━━ Extracted data ━━

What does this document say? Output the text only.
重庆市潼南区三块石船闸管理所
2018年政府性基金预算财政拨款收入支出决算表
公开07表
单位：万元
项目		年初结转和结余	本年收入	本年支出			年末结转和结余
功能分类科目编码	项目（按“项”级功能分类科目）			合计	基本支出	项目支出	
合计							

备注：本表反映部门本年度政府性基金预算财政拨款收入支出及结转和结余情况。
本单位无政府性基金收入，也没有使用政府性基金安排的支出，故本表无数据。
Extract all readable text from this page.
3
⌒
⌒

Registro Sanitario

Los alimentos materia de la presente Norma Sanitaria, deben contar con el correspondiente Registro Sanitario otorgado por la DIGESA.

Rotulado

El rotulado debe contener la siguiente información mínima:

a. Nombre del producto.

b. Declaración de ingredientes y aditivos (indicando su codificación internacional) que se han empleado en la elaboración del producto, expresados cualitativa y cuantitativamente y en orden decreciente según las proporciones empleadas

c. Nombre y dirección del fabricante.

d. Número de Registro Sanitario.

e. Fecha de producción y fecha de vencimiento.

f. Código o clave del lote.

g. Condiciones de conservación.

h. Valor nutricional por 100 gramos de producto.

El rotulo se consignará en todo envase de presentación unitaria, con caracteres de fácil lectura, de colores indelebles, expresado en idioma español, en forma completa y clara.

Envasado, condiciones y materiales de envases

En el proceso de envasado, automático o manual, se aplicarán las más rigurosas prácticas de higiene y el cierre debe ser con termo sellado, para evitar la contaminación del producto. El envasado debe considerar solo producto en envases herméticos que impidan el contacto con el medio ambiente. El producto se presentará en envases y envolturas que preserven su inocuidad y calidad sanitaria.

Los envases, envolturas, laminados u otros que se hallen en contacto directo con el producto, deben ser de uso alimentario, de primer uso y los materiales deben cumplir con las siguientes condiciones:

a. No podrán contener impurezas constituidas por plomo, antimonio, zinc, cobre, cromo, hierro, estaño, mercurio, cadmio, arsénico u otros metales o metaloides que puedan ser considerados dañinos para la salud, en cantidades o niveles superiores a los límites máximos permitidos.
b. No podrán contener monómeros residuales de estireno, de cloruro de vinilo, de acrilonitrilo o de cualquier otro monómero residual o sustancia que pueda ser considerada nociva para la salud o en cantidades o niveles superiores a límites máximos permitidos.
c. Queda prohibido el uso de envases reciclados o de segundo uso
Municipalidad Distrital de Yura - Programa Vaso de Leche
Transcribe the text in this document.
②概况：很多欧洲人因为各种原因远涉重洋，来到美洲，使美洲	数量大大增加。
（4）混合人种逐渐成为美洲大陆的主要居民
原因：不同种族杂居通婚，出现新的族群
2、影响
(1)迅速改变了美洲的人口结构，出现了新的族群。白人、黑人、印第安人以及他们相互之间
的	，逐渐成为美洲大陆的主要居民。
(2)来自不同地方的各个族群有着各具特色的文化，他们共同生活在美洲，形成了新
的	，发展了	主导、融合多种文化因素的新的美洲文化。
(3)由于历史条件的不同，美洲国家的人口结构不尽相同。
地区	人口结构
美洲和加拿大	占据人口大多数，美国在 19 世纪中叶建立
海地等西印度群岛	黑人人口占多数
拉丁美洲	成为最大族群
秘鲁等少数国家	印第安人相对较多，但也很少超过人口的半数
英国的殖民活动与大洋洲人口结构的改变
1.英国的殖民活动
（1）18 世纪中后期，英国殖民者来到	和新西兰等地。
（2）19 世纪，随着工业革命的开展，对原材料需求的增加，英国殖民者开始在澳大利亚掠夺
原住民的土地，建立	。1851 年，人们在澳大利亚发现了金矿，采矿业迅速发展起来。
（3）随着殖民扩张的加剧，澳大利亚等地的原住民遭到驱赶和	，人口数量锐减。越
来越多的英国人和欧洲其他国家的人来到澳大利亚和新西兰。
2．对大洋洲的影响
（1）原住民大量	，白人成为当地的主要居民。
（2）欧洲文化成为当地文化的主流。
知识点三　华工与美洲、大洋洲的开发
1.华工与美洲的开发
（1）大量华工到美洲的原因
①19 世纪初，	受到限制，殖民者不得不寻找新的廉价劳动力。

━━━

__What is asked__: From the listing above, reproduce all the lines exactly.

__The reply__:
What does this document say? Output the text only.
重庆市潼南区三块石船闸管理所
2018年政府性基金预算财政拨款收入支出决算表
公开07表
单位：万元
项目		年初结转和结余	本年收入	本年支出			年末结转和结余
功能分类科目编码	项目（按“项”级功能分类科目）			合计	基本支出	项目支出	
合计							

备注：本表反映部门本年度政府性基金预算财政拨款收入支出及结转和结余情况。
本单位无政府性基金收入，也没有使用政府性基金安排的支出，故本表无数据。
Extract all readable text from this page.
3
⌒
⌒

Registro Sanitario

Los alimentos materia de la presente Norma Sanitaria, deben contar con el correspondiente Registro Sanitario otorgado por la DIGESA.

Rotulado

El rotulado debe contener la siguiente información mínima:

a. Nombre del producto.

b. Declaración de ingredientes y aditivos (indicando su codificación internacional) que se han empleado en la elaboración del producto, expresados cualitativa y cuantitativamente y en orden decreciente según las proporciones empleadas

c. Nombre y dirección del fabricante.

d. Número de Registro Sanitario.

e. Fecha de producción y fecha de vencimiento.

f. Código o clave del lote.

g. Condiciones de conservación.

h. Valor nutricional por 100 gramos de producto.

El rotulo se consignará en todo envase de presentación unitaria, con caracteres de fácil lectura, de colores indelebles, expresado en idioma español, en forma completa y clara.

Envasado, condiciones y materiales de envases

En el proceso de envasado, automático o manual, se aplicarán las más rigurosas prácticas de higiene y el cierre debe ser con termo sellado, para evitar la contaminación del producto. El envasado debe considerar solo producto en envases herméticos que impidan el contacto con el medio ambiente. El producto se presentará en envases y envolturas que preserven su inocuidad y calidad sanitaria.

Los envases, envolturas, laminados u otros que se hallen en contacto directo con el producto, deben ser de uso alimentario, de primer uso y los materiales deben cumplir con las siguientes condiciones:

a. No podrán contener impurezas constituidas por plomo, antimonio, zinc, cobre, cromo, hierro, estaño, mercurio, cadmio, arsénico u otros metales o metaloides que puedan ser considerados dañinos para la salud, en cantidades o niveles superiores a los límites máximos permitidos.
b. No podrán contener monómeros residuales de estireno, de cloruro de vinilo, de acrilonitrilo o de cualquier otro monómero residual o sustancia que pueda ser considerada nociva para la salud o en cantidades o niveles superiores a límites máximos permitidos.
c. Queda prohibido el uso de envases reciclados o de segundo uso
Municipalidad Distrital de Yura - Programa Vaso de Leche
Transcribe the text in this document.
②概况：很多欧洲人因为各种原因远涉重洋，来到美洲，使美洲	数量大大增加。
（4）混合人种逐渐成为美洲大陆的主要居民
原因：不同种族杂居通婚，出现新的族群
2、影响
(1)迅速改变了美洲的人口结构，出现了新的族群。白人、黑人、印第安人以及他们相互之间
的	，逐渐成为美洲大陆的主要居民。
(2)来自不同地方的各个族群有着各具特色的文化，他们共同生活在美洲，形成了新
的	，发展了	主导、融合多种文化因素的新的美洲文化。
(3)由于历史条件的不同，美洲国家的人口结构不尽相同。
地区	人口结构
美洲和加拿大	占据人口大多数，美国在 19 世纪中叶建立
海地等西印度群岛	黑人人口占多数
拉丁美洲	成为最大族群
秘鲁等少数国家	印第安人相对较多，但也很少超过人口的半数
英国的殖民活动与大洋洲人口结构的改变
1.英国的殖民活动
（1）18 世纪中后期，英国殖民者来到	和新西兰等地。
（2）19 世纪，随着工业革命的开展，对原材料需求的增加，英国殖民者开始在澳大利亚掠夺
原住民的土地，建立	。1851 年，人们在澳大利亚发现了金矿，采矿业迅速发展起来。
（3）随着殖民扩张的加剧，澳大利亚等地的原住民遭到驱赶和	，人口数量锐减。越
来越多的英国人和欧洲其他国家的人来到澳大利亚和新西兰。
2．对大洋洲的影响
（1）原住民大量	，白人成为当地的主要居民。
（2）欧洲文化成为当地文化的主流。
知识点三　华工与美洲、大洋洲的开发
1.华工与美洲的开发
（1）大量华工到美洲的原因
①19 世纪初，	受到限制，殖民者不得不寻找新的廉价劳动力。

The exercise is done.